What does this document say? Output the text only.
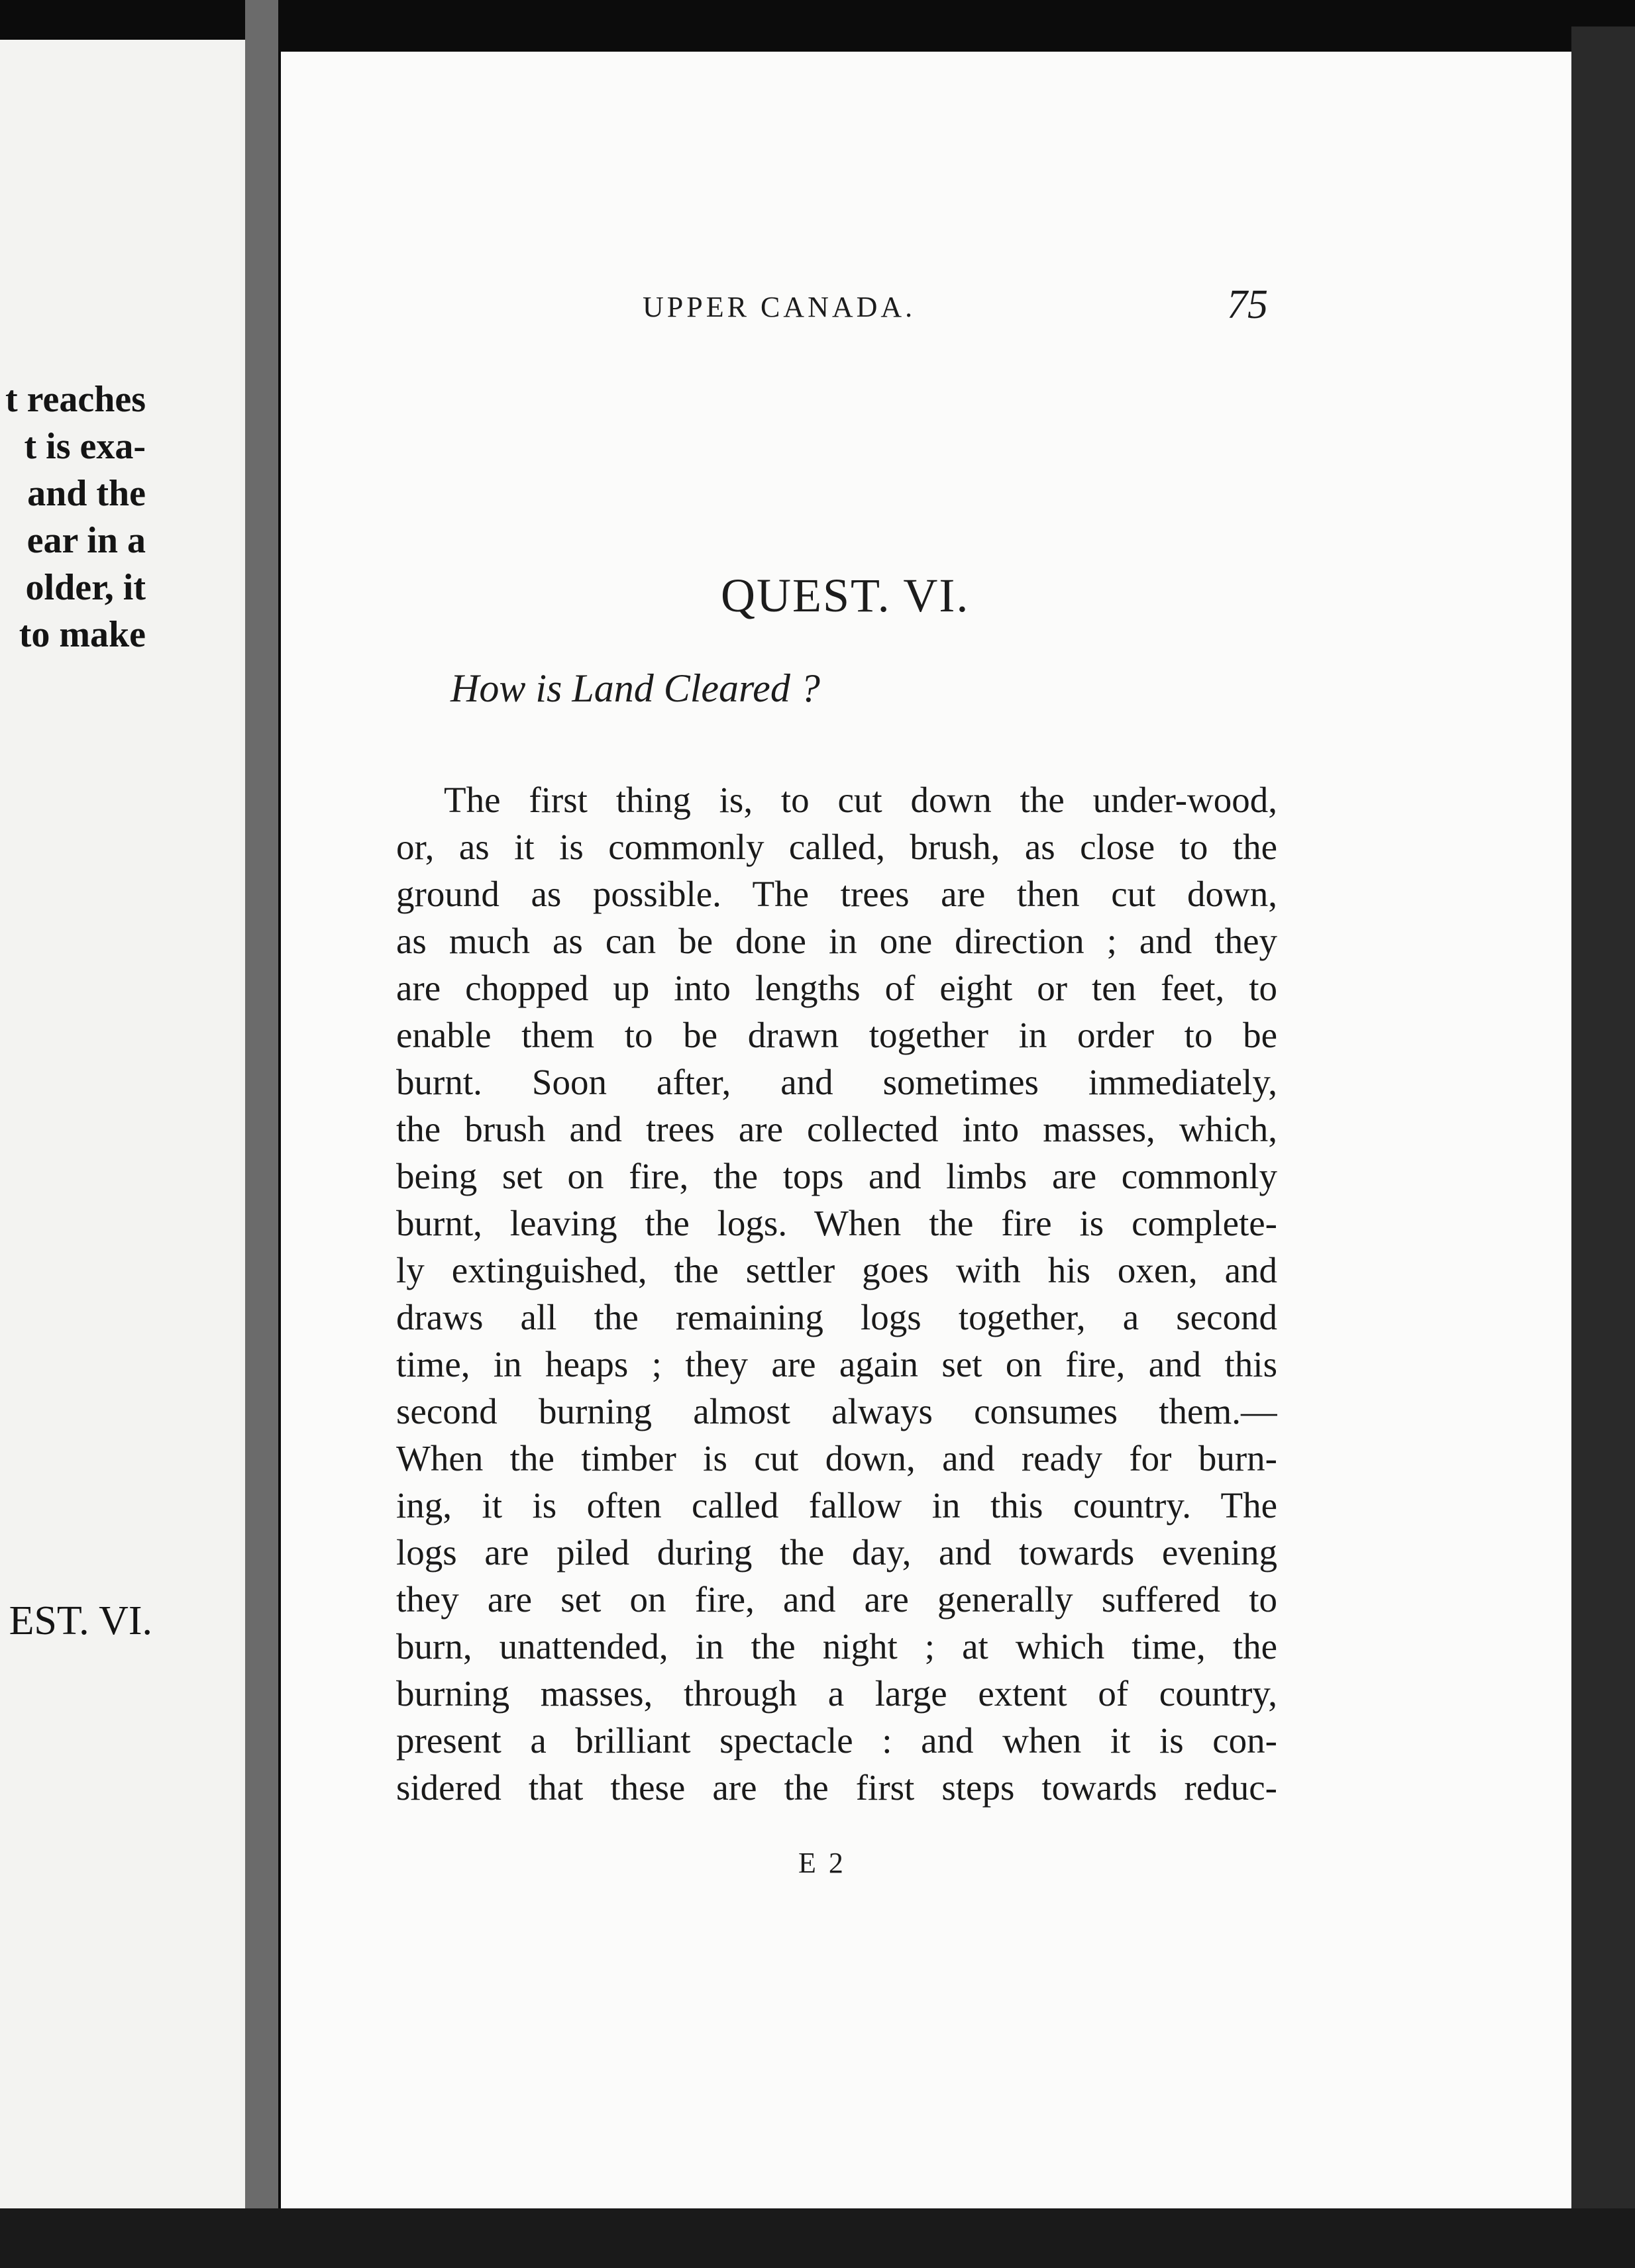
t reaches
t is exa-
and the
ear in a
older, it
to make
EST. VI.
UPPER CANADA.	75
QUEST. VI.
How is Land Cleared ?
The first thing is, to cut down the under-wood,
or, as it is commonly called, brush, as close to the
ground as possible. The trees are then cut down,
as much as can be done in one direction ; and they
are chopped up into lengths of eight or ten feet, to
enable them to be drawn together in order to be
burnt. Soon after, and sometimes immediately,
the brush and trees are collected into masses, which,
being set on fire, the tops and limbs are commonly
burnt, leaving the logs. When the fire is complete-
ly extinguished, the settler goes with his oxen, and
draws all the remaining logs together, a second
time, in heaps ; they are again set on fire, and this
second burning almost always consumes them.—
When the timber is cut down, and ready for burn-
ing, it is often called fallow in this country. The
logs are piled during the day, and towards evening
they are set on fire, and are generally suffered to
burn, unattended, in the night ; at which time, the
burning masses, through a large extent of country,
present a brilliant spectacle : and when it is con-
sidered that these are the first steps towards reduc-
E 2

EXERCISE – Find the string "masses" in the records, then copy each line where it occurs.

TASK ANSWER –
the brush and trees are collected into masses, which,
burning masses, through a large extent of country,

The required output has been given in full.